--- EXERCISE TASK ---
Which lines contain the string "zvyšují"? Please list every one of them.

--- ENTRIES ---
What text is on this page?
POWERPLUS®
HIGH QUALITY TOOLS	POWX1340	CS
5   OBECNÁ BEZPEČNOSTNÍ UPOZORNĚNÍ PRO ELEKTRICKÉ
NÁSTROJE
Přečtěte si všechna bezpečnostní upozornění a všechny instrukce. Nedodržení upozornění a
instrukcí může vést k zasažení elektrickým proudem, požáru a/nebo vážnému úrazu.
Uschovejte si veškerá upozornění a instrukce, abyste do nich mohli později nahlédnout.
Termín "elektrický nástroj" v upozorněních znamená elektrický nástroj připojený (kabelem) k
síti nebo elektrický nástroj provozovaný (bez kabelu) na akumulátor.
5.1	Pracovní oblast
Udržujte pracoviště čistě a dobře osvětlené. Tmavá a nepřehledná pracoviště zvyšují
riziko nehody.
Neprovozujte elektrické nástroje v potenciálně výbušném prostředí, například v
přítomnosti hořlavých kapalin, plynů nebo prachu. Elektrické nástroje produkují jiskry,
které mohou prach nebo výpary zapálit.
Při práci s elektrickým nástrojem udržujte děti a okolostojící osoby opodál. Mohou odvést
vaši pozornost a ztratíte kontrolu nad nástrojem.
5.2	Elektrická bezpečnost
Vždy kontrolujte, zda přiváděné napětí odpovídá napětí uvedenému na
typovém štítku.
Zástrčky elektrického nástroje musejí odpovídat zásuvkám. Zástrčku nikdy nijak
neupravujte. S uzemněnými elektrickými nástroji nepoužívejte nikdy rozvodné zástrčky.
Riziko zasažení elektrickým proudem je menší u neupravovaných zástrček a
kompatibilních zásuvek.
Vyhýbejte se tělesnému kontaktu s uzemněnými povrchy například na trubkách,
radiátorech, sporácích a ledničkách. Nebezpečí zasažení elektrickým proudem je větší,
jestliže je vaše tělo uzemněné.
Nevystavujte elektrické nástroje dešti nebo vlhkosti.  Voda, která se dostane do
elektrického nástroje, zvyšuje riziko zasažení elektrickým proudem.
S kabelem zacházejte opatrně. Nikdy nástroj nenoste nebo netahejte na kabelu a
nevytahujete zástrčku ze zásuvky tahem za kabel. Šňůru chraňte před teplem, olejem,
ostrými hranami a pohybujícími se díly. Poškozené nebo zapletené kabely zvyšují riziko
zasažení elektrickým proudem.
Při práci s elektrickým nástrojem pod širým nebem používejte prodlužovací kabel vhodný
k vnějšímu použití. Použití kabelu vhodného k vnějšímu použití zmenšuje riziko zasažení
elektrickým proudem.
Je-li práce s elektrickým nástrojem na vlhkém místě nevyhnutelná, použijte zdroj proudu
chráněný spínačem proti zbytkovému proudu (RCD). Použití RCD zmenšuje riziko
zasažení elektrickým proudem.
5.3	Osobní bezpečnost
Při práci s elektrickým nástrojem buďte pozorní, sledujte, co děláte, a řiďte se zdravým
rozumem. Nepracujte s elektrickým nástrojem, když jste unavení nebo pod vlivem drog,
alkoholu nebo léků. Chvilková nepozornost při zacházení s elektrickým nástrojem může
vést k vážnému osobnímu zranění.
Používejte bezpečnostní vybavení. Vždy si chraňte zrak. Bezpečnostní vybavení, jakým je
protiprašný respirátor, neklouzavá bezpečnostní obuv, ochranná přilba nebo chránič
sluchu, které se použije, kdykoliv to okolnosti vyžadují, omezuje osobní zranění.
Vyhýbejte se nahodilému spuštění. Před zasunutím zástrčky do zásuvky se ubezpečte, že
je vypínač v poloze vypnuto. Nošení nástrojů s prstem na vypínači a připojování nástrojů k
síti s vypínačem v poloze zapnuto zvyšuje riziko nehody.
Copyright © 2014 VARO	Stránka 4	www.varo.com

--- EXERCISE ANSWER ---
Udržujte pracoviště čistě a dobře osvětlené. Tmavá a nepřehledná pracoviště zvyšují
ostrými hranami a pohybujícími se díly. Poškozené nebo zapletené kabely zvyšují riziko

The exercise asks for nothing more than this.